● Exercise requirements: Reproduce the listing below verbatim.

● Data lines:

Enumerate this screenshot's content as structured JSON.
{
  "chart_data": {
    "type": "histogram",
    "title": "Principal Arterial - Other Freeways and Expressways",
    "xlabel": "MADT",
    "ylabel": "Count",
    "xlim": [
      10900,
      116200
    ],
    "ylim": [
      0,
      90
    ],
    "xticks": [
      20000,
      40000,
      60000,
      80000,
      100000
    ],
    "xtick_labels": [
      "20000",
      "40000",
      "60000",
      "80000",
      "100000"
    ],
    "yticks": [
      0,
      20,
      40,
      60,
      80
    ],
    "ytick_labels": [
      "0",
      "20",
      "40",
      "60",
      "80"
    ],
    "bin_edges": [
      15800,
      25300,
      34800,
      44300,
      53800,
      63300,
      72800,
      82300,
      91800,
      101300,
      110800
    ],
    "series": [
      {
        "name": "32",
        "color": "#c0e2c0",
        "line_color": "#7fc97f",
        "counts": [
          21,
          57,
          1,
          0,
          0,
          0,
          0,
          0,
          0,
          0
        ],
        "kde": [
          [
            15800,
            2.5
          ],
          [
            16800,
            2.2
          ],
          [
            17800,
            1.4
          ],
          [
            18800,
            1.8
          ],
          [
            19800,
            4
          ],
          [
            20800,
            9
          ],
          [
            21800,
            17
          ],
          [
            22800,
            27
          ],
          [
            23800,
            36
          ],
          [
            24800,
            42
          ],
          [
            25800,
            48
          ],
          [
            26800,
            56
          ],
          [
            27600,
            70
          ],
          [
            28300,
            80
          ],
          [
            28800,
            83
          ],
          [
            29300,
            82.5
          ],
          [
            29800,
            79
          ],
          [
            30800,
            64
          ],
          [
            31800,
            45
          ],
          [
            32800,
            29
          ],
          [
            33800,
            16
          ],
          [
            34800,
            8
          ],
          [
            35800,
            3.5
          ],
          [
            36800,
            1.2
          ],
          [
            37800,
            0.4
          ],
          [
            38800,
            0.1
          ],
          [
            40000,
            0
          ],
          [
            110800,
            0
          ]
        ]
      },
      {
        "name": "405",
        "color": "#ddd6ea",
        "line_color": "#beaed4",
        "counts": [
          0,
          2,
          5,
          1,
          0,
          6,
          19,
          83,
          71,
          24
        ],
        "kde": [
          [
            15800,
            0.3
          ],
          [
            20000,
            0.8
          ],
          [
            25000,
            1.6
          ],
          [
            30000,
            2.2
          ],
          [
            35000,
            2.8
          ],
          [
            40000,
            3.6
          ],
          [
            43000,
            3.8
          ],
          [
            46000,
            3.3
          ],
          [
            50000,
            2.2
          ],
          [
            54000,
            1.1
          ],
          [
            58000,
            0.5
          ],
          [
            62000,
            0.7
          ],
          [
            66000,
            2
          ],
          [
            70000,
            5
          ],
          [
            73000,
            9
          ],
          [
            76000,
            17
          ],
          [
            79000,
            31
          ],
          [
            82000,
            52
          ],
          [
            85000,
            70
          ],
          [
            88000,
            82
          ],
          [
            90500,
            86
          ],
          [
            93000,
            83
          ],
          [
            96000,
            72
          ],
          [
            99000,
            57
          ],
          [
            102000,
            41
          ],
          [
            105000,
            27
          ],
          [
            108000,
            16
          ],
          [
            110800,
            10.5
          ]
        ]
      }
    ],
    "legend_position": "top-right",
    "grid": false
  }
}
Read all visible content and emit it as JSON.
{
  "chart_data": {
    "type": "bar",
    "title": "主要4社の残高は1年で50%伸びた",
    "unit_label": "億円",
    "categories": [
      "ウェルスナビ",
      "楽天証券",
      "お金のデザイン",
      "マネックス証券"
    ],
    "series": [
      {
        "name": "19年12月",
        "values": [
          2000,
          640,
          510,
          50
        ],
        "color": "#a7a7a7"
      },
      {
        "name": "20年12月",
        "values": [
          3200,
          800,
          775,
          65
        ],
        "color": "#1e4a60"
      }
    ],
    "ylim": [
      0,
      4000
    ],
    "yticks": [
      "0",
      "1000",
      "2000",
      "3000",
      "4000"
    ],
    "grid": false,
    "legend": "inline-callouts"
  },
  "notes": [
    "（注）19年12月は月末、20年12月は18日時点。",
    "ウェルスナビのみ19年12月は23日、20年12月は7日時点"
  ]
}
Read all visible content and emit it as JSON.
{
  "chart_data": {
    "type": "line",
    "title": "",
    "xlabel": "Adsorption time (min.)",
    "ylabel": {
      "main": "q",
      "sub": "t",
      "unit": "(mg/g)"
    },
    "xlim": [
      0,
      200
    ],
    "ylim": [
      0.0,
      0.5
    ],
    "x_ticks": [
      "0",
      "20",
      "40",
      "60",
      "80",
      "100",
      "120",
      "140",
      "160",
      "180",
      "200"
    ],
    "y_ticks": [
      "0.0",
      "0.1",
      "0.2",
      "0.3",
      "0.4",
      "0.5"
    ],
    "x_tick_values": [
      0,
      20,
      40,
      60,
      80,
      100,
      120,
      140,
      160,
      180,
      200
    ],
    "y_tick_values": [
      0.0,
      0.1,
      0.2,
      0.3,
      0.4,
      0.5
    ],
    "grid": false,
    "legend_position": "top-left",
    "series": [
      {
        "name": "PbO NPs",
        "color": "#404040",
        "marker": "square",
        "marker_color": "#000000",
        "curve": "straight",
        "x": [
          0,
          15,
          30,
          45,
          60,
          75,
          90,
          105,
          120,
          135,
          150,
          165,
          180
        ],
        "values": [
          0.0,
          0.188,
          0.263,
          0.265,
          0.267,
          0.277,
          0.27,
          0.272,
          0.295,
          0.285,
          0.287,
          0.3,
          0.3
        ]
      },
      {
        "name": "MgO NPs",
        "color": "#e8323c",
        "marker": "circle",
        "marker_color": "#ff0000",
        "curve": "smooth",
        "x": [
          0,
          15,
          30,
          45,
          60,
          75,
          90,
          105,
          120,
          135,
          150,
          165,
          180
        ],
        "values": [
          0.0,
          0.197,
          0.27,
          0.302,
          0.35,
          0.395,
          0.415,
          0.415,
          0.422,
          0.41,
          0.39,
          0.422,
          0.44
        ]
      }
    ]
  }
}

● Result for this exercise:
Enumerate this screenshot's content as structured JSON.
{
  "chart_data": {
    "type": "histogram",
    "title": "Principal Arterial - Other Freeways and Expressways",
    "xlabel": "MADT",
    "ylabel": "Count",
    "xlim": [
      10900,
      116200
    ],
    "ylim": [
      0,
      90
    ],
    "xticks": [
      20000,
      40000,
      60000,
      80000,
      100000
    ],
    "xtick_labels": [
      "20000",
      "40000",
      "60000",
      "80000",
      "100000"
    ],
    "yticks": [
      0,
      20,
      40,
      60,
      80
    ],
    "ytick_labels": [
      "0",
      "20",
      "40",
      "60",
      "80"
    ],
    "bin_edges": [
      15800,
      25300,
      34800,
      44300,
      53800,
      63300,
      72800,
      82300,
      91800,
      101300,
      110800
    ],
    "series": [
      {
        "name": "32",
        "color": "#c0e2c0",
        "line_color": "#7fc97f",
        "counts": [
          21,
          57,
          1,
          0,
          0,
          0,
          0,
          0,
          0,
          0
        ],
        "kde": [
          [
            15800,
            2.5
          ],
          [
            16800,
            2.2
          ],
          [
            17800,
            1.4
          ],
          [
            18800,
            1.8
          ],
          [
            19800,
            4
          ],
          [
            20800,
            9
          ],
          [
            21800,
            17
          ],
          [
            22800,
            27
          ],
          [
            23800,
            36
          ],
          [
            24800,
            42
          ],
          [
            25800,
            48
          ],
          [
            26800,
            56
          ],
          [
            27600,
            70
          ],
          [
            28300,
            80
          ],
          [
            28800,
            83
          ],
          [
            29300,
            82.5
          ],
          [
            29800,
            79
          ],
          [
            30800,
            64
          ],
          [
            31800,
            45
          ],
          [
            32800,
            29
          ],
          [
            33800,
            16
          ],
          [
            34800,
            8
          ],
          [
            35800,
            3.5
          ],
          [
            36800,
            1.2
          ],
          [
            37800,
            0.4
          ],
          [
            38800,
            0.1
          ],
          [
            40000,
            0
          ],
          [
            110800,
            0
          ]
        ]
      },
      {
        "name": "405",
        "color": "#ddd6ea",
        "line_color": "#beaed4",
        "counts": [
          0,
          2,
          5,
          1,
          0,
          6,
          19,
          83,
          71,
          24
        ],
        "kde": [
          [
            15800,
            0.3
          ],
          [
            20000,
            0.8
          ],
          [
            25000,
            1.6
          ],
          [
            30000,
            2.2
          ],
          [
            35000,
            2.8
          ],
          [
            40000,
            3.6
          ],
          [
            43000,
            3.8
          ],
          [
            46000,
            3.3
          ],
          [
            50000,
            2.2
          ],
          [
            54000,
            1.1
          ],
          [
            58000,
            0.5
          ],
          [
            62000,
            0.7
          ],
          [
            66000,
            2
          ],
          [
            70000,
            5
          ],
          [
            73000,
            9
          ],
          [
            76000,
            17
          ],
          [
            79000,
            31
          ],
          [
            82000,
            52
          ],
          [
            85000,
            70
          ],
          [
            88000,
            82
          ],
          [
            90500,
            86
          ],
          [
            93000,
            83
          ],
          [
            96000,
            72
          ],
          [
            99000,
            57
          ],
          [
            102000,
            41
          ],
          [
            105000,
            27
          ],
          [
            108000,
            16
          ],
          [
            110800,
            10.5
          ]
        ]
      }
    ],
    "legend_position": "top-right",
    "grid": false
  }
}
Read all visible content and emit it as JSON.
{
  "chart_data": {
    "type": "bar",
    "title": "主要4社の残高は1年で50%伸びた",
    "unit_label": "億円",
    "categories": [
      "ウェルスナビ",
      "楽天証券",
      "お金のデザイン",
      "マネックス証券"
    ],
    "series": [
      {
        "name": "19年12月",
        "values": [
          2000,
          640,
          510,
          50
        ],
        "color": "#a7a7a7"
      },
      {
        "name": "20年12月",
        "values": [
          3200,
          800,
          775,
          65
        ],
        "color": "#1e4a60"
      }
    ],
    "ylim": [
      0,
      4000
    ],
    "yticks": [
      "0",
      "1000",
      "2000",
      "3000",
      "4000"
    ],
    "grid": false,
    "legend": "inline-callouts"
  },
  "notes": [
    "（注）19年12月は月末、20年12月は18日時点。",
    "ウェルスナビのみ19年12月は23日、20年12月は7日時点"
  ]
}
Read all visible content and emit it as JSON.
{
  "chart_data": {
    "type": "line",
    "title": "",
    "xlabel": "Adsorption time (min.)",
    "ylabel": {
      "main": "q",
      "sub": "t",
      "unit": "(mg/g)"
    },
    "xlim": [
      0,
      200
    ],
    "ylim": [
      0.0,
      0.5
    ],
    "x_ticks": [
      "0",
      "20",
      "40",
      "60",
      "80",
      "100",
      "120",
      "140",
      "160",
      "180",
      "200"
    ],
    "y_ticks": [
      "0.0",
      "0.1",
      "0.2",
      "0.3",
      "0.4",
      "0.5"
    ],
    "x_tick_values": [
      0,
      20,
      40,
      60,
      80,
      100,
      120,
      140,
      160,
      180,
      200
    ],
    "y_tick_values": [
      0.0,
      0.1,
      0.2,
      0.3,
      0.4,
      0.5
    ],
    "grid": false,
    "legend_position": "top-left",
    "series": [
      {
        "name": "PbO NPs",
        "color": "#404040",
        "marker": "square",
        "marker_color": "#000000",
        "curve": "straight",
        "x": [
          0,
          15,
          30,
          45,
          60,
          75,
          90,
          105,
          120,
          135,
          150,
          165,
          180
        ],
        "values": [
          0.0,
          0.188,
          0.263,
          0.265,
          0.267,
          0.277,
          0.27,
          0.272,
          0.295,
          0.285,
          0.287,
          0.3,
          0.3
        ]
      },
      {
        "name": "MgO NPs",
        "color": "#e8323c",
        "marker": "circle",
        "marker_color": "#ff0000",
        "curve": "smooth",
        "x": [
          0,
          15,
          30,
          45,
          60,
          75,
          90,
          105,
          120,
          135,
          150,
          165,
          180
        ],
        "values": [
          0.0,
          0.197,
          0.27,
          0.302,
          0.35,
          0.395,
          0.415,
          0.415,
          0.422,
          0.41,
          0.39,
          0.422,
          0.44
        ]
      }
    ]
  }
}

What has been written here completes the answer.